■ What is needed
Give all the lines below again, exactly, with no pictures.

■ Material for the task
[Start]

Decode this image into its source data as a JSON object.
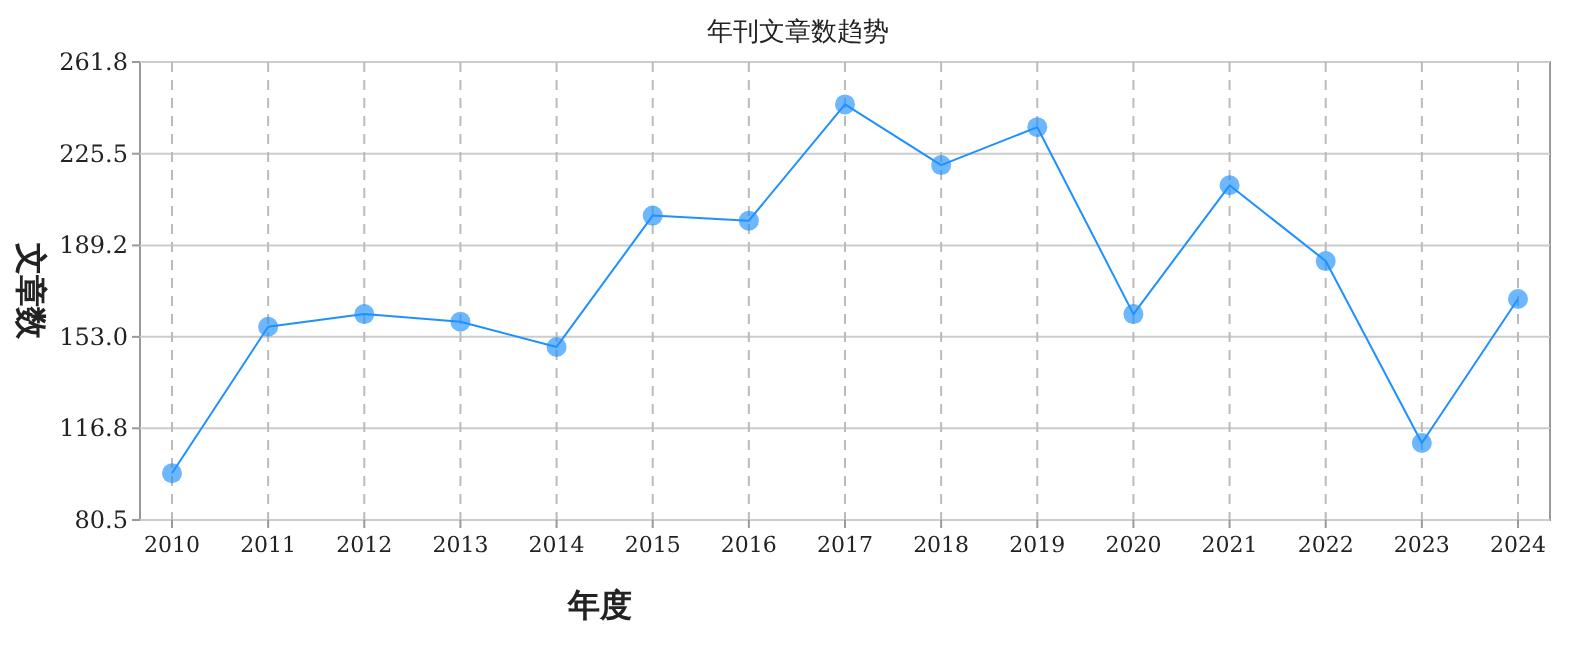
{
  "chart_data": {
    "type": "line",
    "title": "年刊文章数趋势",
    "xlabel": "年度",
    "ylabel": "文章数",
    "categories": [
      "2010",
      "2011",
      "2012",
      "2013",
      "2014",
      "2015",
      "2016",
      "2017",
      "2018",
      "2019",
      "2020",
      "2021",
      "2022",
      "2023",
      "2024"
    ],
    "series": [
      {
        "color": "#1e90ff",
        "values": [
          99,
          157,
          162,
          159,
          149,
          201,
          199,
          245,
          221,
          236,
          162,
          213,
          183,
          111,
          168
        ]
      }
    ],
    "ylim": [
      80.5,
      261.8
    ],
    "yticks": [
      80.5,
      116.8,
      {
        "value": 153,
        "label": "153.0"
      },
      189.2,
      225.5,
      261.8
    ],
    "grid": true,
    "marker": "circle",
    "line_style": "solid"
  }
}
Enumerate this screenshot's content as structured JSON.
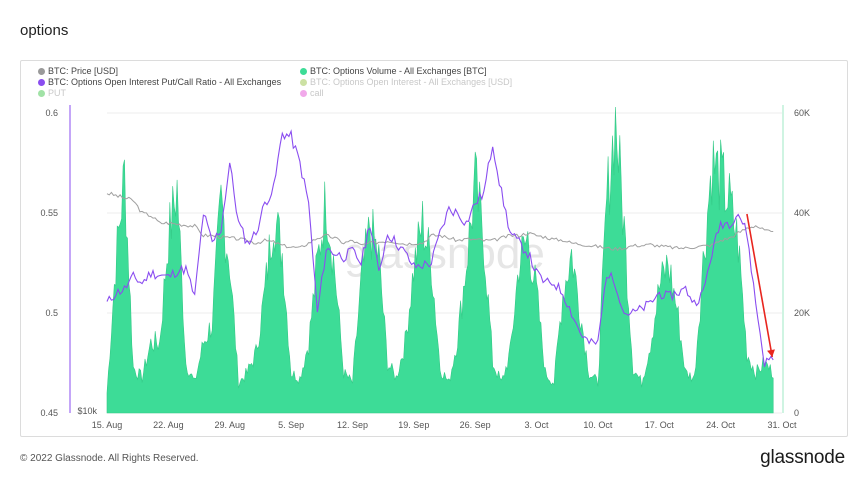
{
  "page": {
    "title": "options"
  },
  "legend": {
    "items": [
      {
        "label": "BTC: Price [USD]",
        "color": "#9a9a9a",
        "faded": false
      },
      {
        "label": "BTC: Options Volume - All Exchanges [BTC]",
        "color": "#3ddc97",
        "faded": false
      },
      {
        "label": "BTC: Options Open Interest Put/Call Ratio - All Exchanges",
        "color": "#8a4df0",
        "faded": false
      },
      {
        "label": "BTC: Options Open Interest - All Exchanges [USD]",
        "color": "#8fbc33",
        "faded": true
      },
      {
        "label": "PUT",
        "color": "#2fbf3a",
        "faded": true
      },
      {
        "label": "call",
        "color": "#e040d0",
        "faded": true
      }
    ]
  },
  "watermark": "glassnode",
  "footer": {
    "copyright": "© 2022 Glassnode. All Rights Reserved.",
    "logo": "glassnode"
  },
  "chart_data": {
    "type": "area",
    "x_tick_labels": [
      "15. Aug",
      "22. Aug",
      "29. Aug",
      "5. Sep",
      "12. Sep",
      "19. Sep",
      "26. Sep",
      "3. Oct",
      "10. Oct",
      "17. Oct",
      "24. Oct",
      "31. Oct"
    ],
    "x_range": [
      "2022-08-15",
      "2022-10-31"
    ],
    "left_axis": {
      "ticks": [
        0.45,
        0.5,
        0.55,
        0.6
      ],
      "tick_labels": [
        "0.45",
        "0.5",
        "0.55",
        "0.6"
      ],
      "range": [
        0.45,
        0.6
      ],
      "log_label": "$10k"
    },
    "right_axis": {
      "ticks": [
        0,
        20000,
        40000,
        60000
      ],
      "tick_labels": [
        "0",
        "20K",
        "40K",
        "60K"
      ],
      "range": [
        0,
        60000
      ]
    },
    "grid": true,
    "legend_position": "top-left",
    "series": [
      {
        "name": "BTC: Options Volume - All Exchanges [BTC]",
        "axis": "right",
        "type": "area",
        "color": "#3ddc97",
        "daily_values": [
          4000,
          30000,
          48000,
          9000,
          7000,
          14000,
          14000,
          35000,
          45000,
          10000,
          6000,
          14000,
          18000,
          42000,
          30000,
          6000,
          8000,
          12000,
          24000,
          40000,
          32000,
          8000,
          7000,
          14000,
          30000,
          43000,
          28000,
          8000,
          6000,
          26000,
          37000,
          31000,
          10000,
          7000,
          14000,
          29000,
          38000,
          30000,
          9000,
          6000,
          15000,
          30000,
          46000,
          34000,
          10000,
          6000,
          12000,
          30000,
          35000,
          24000,
          8000,
          6000,
          24000,
          32000,
          20000,
          8000,
          6000,
          42000,
          59000,
          37000,
          9000,
          6000,
          14000,
          25000,
          30000,
          21000,
          8000,
          7000,
          30000,
          50000,
          47000,
          42000,
          34000,
          12000,
          8000,
          10000,
          8000
        ]
      },
      {
        "name": "BTC: Options Open Interest Put/Call Ratio - All Exchanges",
        "axis": "left",
        "type": "line",
        "color": "#8a4df0",
        "daily_values": [
          0.505,
          0.51,
          0.512,
          0.518,
          0.515,
          0.52,
          0.519,
          0.518,
          0.521,
          0.522,
          0.508,
          0.55,
          0.535,
          0.542,
          0.575,
          0.545,
          0.535,
          0.54,
          0.555,
          0.562,
          0.59,
          0.588,
          0.575,
          0.555,
          0.5,
          0.532,
          0.53,
          0.528,
          0.531,
          0.525,
          0.545,
          0.52,
          0.54,
          0.535,
          0.53,
          0.523,
          0.524,
          0.525,
          0.54,
          0.552,
          0.55,
          0.545,
          0.555,
          0.56,
          0.585,
          0.56,
          0.54,
          0.535,
          0.53,
          0.52,
          0.515,
          0.515,
          0.51,
          0.5,
          0.49,
          0.485,
          0.485,
          0.52,
          0.515,
          0.5,
          0.5,
          0.502,
          0.505,
          0.51,
          0.508,
          0.51,
          0.512,
          0.505,
          0.51,
          0.53,
          0.545,
          0.545,
          0.55,
          0.54,
          0.505,
          0.475,
          0.478
        ]
      },
      {
        "name": "BTC: Price [USD]",
        "axis": "right",
        "type": "line",
        "color": "#a0a0a0",
        "daily_values": [
          44000,
          43500,
          43000,
          42500,
          40000,
          39500,
          38000,
          38000,
          37800,
          37600,
          37400,
          35500,
          35500,
          35200,
          35000,
          34800,
          34500,
          34000,
          34500,
          34200,
          33500,
          33200,
          33000,
          34000,
          35000,
          35500,
          35000,
          34000,
          34500,
          33500,
          34000,
          34200,
          34400,
          34200,
          33800,
          34000,
          34000,
          35500,
          35500,
          35000,
          34500,
          34800,
          34700,
          34500,
          34500,
          35000,
          35500,
          35500,
          36000,
          35500,
          35200,
          34700,
          34600,
          34000,
          33800,
          33500,
          33300,
          33000,
          32800,
          33000,
          33500,
          33500,
          33700,
          33400,
          33200,
          33000,
          33000,
          33200,
          33400,
          33600,
          34500,
          35000,
          36000,
          37000,
          37500,
          36500,
          36000
        ]
      }
    ],
    "annotation": {
      "type": "arrow",
      "color": "#e8261f",
      "from_date": "2022-10-27",
      "to_date": "2022-10-30"
    }
  }
}
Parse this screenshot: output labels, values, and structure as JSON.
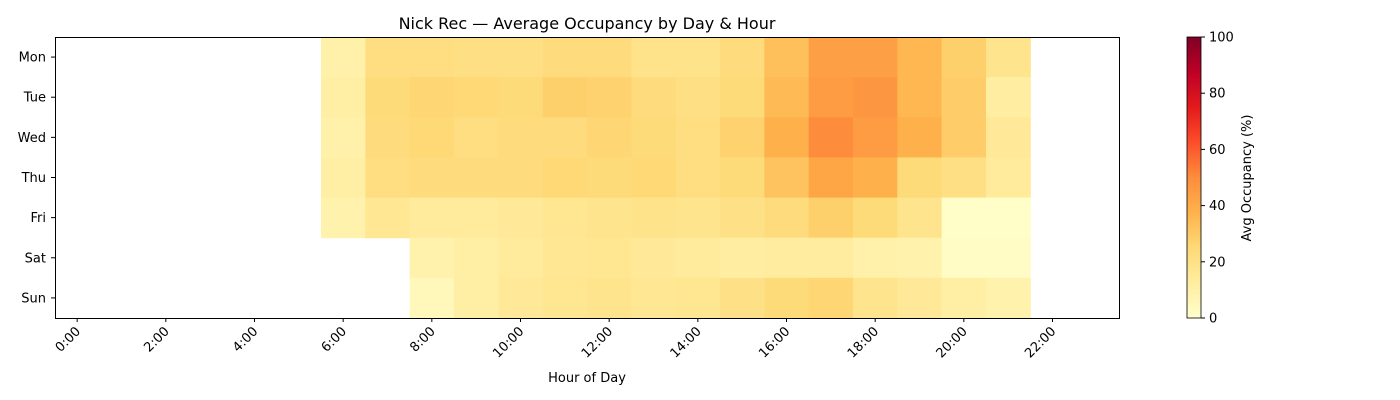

[End]

■ Written answer
Decode this image into its source data as a JSON object.
{
  "chart_data": {
    "type": "line",
    "title": "年刊文章数趋势",
    "xlabel": "年度",
    "ylabel": "文章数",
    "categories": [
      "2010",
      "2011",
      "2012",
      "2013",
      "2014",
      "2015",
      "2016",
      "2017",
      "2018",
      "2019",
      "2020",
      "2021",
      "2022",
      "2023",
      "2024"
    ],
    "series": [
      {
        "color": "#1e90ff",
        "values": [
          99,
          157,
          162,
          159,
          149,
          201,
          199,
          245,
          221,
          236,
          162,
          213,
          183,
          111,
          168
        ]
      }
    ],
    "ylim": [
      80.5,
      261.8
    ],
    "yticks": [
      80.5,
      116.8,
      {
        "value": 153,
        "label": "153.0"
      },
      189.2,
      225.5,
      261.8
    ],
    "grid": true,
    "marker": "circle",
    "line_style": "solid"
  }
}
Enumerate this screenshot's content as structured JSON.
{
  "page": {
    "title": "options"
  },
  "legend": {
    "items": [
      {
        "label": "BTC: Price [USD]",
        "color": "#9a9a9a",
        "faded": false
      },
      {
        "label": "BTC: Options Volume - All Exchanges [BTC]",
        "color": "#3ddc97",
        "faded": false
      },
      {
        "label": "BTC: Options Open Interest Put/Call Ratio - All Exchanges",
        "color": "#8a4df0",
        "faded": false
      },
      {
        "label": "BTC: Options Open Interest - All Exchanges [USD]",
        "color": "#8fbc33",
        "faded": true
      },
      {
        "label": "PUT",
        "color": "#2fbf3a",
        "faded": true
      },
      {
        "label": "call",
        "color": "#e040d0",
        "faded": true
      }
    ]
  },
  "watermark": "glassnode",
  "footer": {
    "copyright": "© 2022 Glassnode. All Rights Reserved.",
    "logo": "glassnode"
  },
  "chart_data": {
    "type": "area",
    "x_tick_labels": [
      "15. Aug",
      "22. Aug",
      "29. Aug",
      "5. Sep",
      "12. Sep",
      "19. Sep",
      "26. Sep",
      "3. Oct",
      "10. Oct",
      "17. Oct",
      "24. Oct",
      "31. Oct"
    ],
    "x_range": [
      "2022-08-15",
      "2022-10-31"
    ],
    "left_axis": {
      "ticks": [
        0.45,
        0.5,
        0.55,
        0.6
      ],
      "tick_labels": [
        "0.45",
        "0.5",
        "0.55",
        "0.6"
      ],
      "range": [
        0.45,
        0.6
      ],
      "log_label": "$10k"
    },
    "right_axis": {
      "ticks": [
        0,
        20000,
        40000,
        60000
      ],
      "tick_labels": [
        "0",
        "20K",
        "40K",
        "60K"
      ],
      "range": [
        0,
        60000
      ]
    },
    "grid": true,
    "legend_position": "top-left",
    "series": [
      {
        "name": "BTC: Options Volume - All Exchanges [BTC]",
        "axis": "right",
        "type": "area",
        "color": "#3ddc97",
        "daily_values": [
          4000,
          30000,
          48000,
          9000,
          7000,
          14000,
          14000,
          35000,
          45000,
          10000,
          6000,
          14000,
          18000,
          42000,
          30000,
          6000,
          8000,
          12000,
          24000,
          40000,
          32000,
          8000,
          7000,
          14000,
          30000,
          43000,
          28000,
          8000,
          6000,
          26000,
          37000,
          31000,
          10000,
          7000,
          14000,
          29000,
          38000,
          30000,
          9000,
          6000,
          15000,
          30000,
          46000,
          34000,
          10000,
          6000,
          12000,
          30000,
          35000,
          24000,
          8000,
          6000,
          24000,
          32000,
          20000,
          8000,
          6000,
          42000,
          59000,
          37000,
          9000,
          6000,
          14000,
          25000,
          30000,
          21000,
          8000,
          7000,
          30000,
          50000,
          47000,
          42000,
          34000,
          12000,
          8000,
          10000,
          8000
        ]
      },
      {
        "name": "BTC: Options Open Interest Put/Call Ratio - All Exchanges",
        "axis": "left",
        "type": "line",
        "color": "#8a4df0",
        "daily_values": [
          0.505,
          0.51,
          0.512,
          0.518,
          0.515,
          0.52,
          0.519,
          0.518,
          0.521,
          0.522,
          0.508,
          0.55,
          0.535,
          0.542,
          0.575,
          0.545,
          0.535,
          0.54,
          0.555,
          0.562,
          0.59,
          0.588,
          0.575,
          0.555,
          0.5,
          0.532,
          0.53,
          0.528,
          0.531,
          0.525,
          0.545,
          0.52,
          0.54,
          0.535,
          0.53,
          0.523,
          0.524,
          0.525,
          0.54,
          0.552,
          0.55,
          0.545,
          0.555,
          0.56,
          0.585,
          0.56,
          0.54,
          0.535,
          0.53,
          0.52,
          0.515,
          0.515,
          0.51,
          0.5,
          0.49,
          0.485,
          0.485,
          0.52,
          0.515,
          0.5,
          0.5,
          0.502,
          0.505,
          0.51,
          0.508,
          0.51,
          0.512,
          0.505,
          0.51,
          0.53,
          0.545,
          0.545,
          0.55,
          0.54,
          0.505,
          0.475,
          0.478
        ]
      },
      {
        "name": "BTC: Price [USD]",
        "axis": "right",
        "type": "line",
        "color": "#a0a0a0",
        "daily_values": [
          44000,
          43500,
          43000,
          42500,
          40000,
          39500,
          38000,
          38000,
          37800,
          37600,
          37400,
          35500,
          35500,
          35200,
          35000,
          34800,
          34500,
          34000,
          34500,
          34200,
          33500,
          33200,
          33000,
          34000,
          35000,
          35500,
          35000,
          34000,
          34500,
          33500,
          34000,
          34200,
          34400,
          34200,
          33800,
          34000,
          34000,
          35500,
          35500,
          35000,
          34500,
          34800,
          34700,
          34500,
          34500,
          35000,
          35500,
          35500,
          36000,
          35500,
          35200,
          34700,
          34600,
          34000,
          33800,
          33500,
          33300,
          33000,
          32800,
          33000,
          33500,
          33500,
          33700,
          33400,
          33200,
          33000,
          33000,
          33200,
          33400,
          33600,
          34500,
          35000,
          36000,
          37000,
          37500,
          36500,
          36000
        ]
      }
    ],
    "annotation": {
      "type": "arrow",
      "color": "#e8261f",
      "from_date": "2022-10-27",
      "to_date": "2022-10-30"
    }
  }
}
Parse this screenshot: output labels, values, and structure as JSON.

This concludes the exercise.